BEGIN Selected extract
Broadcast signals were prone to being unstable at times causing signal static. I use a vertical scrolling sinewave with a high frequency that changes in amplitude randomly.

float SignalSDF(float2 p, float time, float range, float freq, float mag ,float bias)
{
    float mask = 1 - saturate(range * distance(p.g, 1 - frac(time * 0.5)));
    
    float sinIn = freq * p.g;

    float b = 1 + (mask * mag * sin(sinIn));

    float wave = 1 - saturate(distance(p.r, b));
    
    float flooredTime = floor(time * 10);
    float normRandRange = Hash21(flooredTime.xx);
    float flicker = round(bias * normRandRange);
    
    float t = mask * wave * flicker;
    
    float sdf = lerp(1, 0.9, t);
    return sdf;
}

I want it to snap in an out so I floored time and put it through a Hash21 I have which will output a random value between 0-1. The bias controls how frequently the static shows on the screen.

This is the final product. All fairly simple techniques here where research is the driving force for quality.

Sonar Ping Post Processing Shader

The idea behind this game is to simulate the deep sea in an abstract fashion. 80% to 90% of screen is pitch black and the colours are all on a large grid that can move with player abilities. The challenge was to still make the game legible, working with these quite extreme constraints.

This is how the scene is set. I Use the 3D render pipeline and an orthographic camera. Every material uses a flat colour and a simplified custom lighting model where all I use is the distance attenuation, and light direction to render light. This is all done in shader graph using a custom function.

void BasicAdditionalLights_half(float3 WorldPosition, float3 WorldNormal, out float TotalAttenuation, out float3 LightColor)
END Selected extract
List every parameter that the SignalSDF function in the shader write-up takes. The records after this point are separate material with no link to the shader write-up.
BEGIN Record extracts
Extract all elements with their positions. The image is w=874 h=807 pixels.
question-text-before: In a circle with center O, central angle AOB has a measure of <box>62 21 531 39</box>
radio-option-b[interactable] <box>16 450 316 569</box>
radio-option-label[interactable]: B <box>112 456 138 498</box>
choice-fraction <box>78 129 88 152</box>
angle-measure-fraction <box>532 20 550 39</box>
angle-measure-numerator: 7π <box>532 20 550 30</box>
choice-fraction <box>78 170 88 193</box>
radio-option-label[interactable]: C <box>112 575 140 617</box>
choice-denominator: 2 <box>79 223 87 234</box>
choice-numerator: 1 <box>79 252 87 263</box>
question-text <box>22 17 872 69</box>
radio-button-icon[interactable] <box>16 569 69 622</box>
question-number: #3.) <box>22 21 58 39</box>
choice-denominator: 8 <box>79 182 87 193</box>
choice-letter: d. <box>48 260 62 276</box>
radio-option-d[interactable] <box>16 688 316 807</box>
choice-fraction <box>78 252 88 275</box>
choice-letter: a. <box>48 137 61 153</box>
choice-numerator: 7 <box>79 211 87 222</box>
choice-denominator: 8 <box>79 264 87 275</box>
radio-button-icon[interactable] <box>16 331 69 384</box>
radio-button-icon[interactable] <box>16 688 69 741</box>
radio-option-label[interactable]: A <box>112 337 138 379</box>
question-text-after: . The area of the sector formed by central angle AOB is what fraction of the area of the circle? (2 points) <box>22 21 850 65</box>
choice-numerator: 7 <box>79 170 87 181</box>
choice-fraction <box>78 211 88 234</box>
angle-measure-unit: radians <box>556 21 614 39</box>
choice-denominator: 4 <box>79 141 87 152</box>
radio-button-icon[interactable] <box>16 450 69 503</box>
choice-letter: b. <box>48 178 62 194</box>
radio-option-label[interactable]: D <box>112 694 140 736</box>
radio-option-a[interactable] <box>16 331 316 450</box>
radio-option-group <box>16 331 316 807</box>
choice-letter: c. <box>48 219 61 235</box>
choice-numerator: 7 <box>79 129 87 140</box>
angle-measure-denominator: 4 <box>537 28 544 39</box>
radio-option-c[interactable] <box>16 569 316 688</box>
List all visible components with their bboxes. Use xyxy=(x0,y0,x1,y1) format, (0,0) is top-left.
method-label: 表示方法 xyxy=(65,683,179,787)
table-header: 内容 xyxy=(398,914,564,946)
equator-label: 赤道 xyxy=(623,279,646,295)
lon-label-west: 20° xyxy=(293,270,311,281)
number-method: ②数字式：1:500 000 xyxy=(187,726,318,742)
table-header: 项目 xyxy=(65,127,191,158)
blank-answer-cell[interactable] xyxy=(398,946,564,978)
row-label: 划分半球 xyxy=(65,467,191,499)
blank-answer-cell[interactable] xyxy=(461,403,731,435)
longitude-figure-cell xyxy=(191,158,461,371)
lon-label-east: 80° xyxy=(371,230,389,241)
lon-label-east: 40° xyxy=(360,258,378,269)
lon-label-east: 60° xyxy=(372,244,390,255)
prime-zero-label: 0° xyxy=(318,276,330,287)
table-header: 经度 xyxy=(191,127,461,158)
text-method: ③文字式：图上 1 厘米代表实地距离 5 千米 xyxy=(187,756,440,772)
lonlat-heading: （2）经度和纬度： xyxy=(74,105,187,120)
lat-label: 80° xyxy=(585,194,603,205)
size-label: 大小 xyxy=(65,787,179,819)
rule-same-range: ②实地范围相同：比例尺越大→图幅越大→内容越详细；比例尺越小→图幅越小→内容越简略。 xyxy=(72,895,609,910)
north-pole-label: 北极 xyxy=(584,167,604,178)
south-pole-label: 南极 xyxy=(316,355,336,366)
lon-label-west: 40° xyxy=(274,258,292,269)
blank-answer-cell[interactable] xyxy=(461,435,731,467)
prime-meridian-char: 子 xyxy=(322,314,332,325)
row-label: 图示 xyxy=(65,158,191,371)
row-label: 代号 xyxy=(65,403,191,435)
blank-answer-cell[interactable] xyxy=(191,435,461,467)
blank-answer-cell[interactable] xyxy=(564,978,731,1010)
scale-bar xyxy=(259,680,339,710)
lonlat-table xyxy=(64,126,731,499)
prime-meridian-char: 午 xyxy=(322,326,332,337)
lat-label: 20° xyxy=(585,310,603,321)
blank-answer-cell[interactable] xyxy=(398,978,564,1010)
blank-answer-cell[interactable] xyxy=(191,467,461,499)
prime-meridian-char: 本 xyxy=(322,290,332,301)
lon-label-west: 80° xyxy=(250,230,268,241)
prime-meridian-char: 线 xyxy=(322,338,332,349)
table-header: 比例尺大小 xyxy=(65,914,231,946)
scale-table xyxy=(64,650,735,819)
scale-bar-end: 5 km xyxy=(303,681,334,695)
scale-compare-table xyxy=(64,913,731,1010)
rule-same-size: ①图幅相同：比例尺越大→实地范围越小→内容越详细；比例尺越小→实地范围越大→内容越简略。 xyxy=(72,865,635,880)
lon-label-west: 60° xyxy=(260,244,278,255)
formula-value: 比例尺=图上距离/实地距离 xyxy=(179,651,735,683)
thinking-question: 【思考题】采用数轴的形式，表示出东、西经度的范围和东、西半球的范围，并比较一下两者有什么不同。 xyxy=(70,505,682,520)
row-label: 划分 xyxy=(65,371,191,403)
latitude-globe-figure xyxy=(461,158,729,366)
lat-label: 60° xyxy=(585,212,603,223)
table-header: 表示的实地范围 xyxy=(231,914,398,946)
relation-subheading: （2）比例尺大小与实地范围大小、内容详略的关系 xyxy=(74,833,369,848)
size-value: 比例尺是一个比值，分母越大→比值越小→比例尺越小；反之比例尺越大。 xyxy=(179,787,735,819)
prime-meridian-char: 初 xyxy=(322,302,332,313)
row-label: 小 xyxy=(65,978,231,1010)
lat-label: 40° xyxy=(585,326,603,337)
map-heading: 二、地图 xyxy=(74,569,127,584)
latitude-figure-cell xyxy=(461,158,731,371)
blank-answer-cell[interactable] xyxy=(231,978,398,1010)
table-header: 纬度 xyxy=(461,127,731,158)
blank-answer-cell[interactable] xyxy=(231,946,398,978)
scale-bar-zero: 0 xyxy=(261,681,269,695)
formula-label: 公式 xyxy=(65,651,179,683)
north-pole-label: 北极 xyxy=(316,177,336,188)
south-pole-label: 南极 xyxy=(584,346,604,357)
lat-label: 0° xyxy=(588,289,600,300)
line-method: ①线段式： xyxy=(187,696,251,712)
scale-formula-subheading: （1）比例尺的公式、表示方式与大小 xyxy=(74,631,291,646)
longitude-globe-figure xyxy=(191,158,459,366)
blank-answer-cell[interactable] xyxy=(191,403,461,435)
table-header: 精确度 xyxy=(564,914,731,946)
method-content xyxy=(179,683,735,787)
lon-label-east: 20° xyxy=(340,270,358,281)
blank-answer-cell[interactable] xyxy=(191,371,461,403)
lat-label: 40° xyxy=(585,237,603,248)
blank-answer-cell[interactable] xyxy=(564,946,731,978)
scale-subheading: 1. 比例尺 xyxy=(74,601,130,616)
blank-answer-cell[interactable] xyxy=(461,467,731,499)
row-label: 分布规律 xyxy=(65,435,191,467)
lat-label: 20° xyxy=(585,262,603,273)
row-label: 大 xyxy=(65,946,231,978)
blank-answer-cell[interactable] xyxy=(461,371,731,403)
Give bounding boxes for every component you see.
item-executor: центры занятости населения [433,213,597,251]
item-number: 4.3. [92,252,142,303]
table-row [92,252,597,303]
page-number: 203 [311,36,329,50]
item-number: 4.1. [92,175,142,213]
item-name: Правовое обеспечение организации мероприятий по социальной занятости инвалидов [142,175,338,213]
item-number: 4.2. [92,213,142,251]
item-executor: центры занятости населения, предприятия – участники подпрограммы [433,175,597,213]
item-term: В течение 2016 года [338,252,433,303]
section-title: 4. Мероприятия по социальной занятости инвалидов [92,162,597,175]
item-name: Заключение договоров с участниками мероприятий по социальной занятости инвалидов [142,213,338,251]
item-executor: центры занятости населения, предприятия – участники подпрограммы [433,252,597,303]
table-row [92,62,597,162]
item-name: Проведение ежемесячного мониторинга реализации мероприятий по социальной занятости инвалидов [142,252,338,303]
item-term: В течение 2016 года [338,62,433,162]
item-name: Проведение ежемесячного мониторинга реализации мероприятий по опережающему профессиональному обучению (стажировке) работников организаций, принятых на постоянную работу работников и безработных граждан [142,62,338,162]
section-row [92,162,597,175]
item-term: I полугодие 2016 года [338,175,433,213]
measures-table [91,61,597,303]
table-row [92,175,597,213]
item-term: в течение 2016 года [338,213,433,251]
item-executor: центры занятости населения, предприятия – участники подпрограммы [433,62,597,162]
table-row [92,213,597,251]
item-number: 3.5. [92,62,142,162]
END Record extracts
Correct output –
p (float2), time (float), range (float), freq (float), mag (float), bias (float)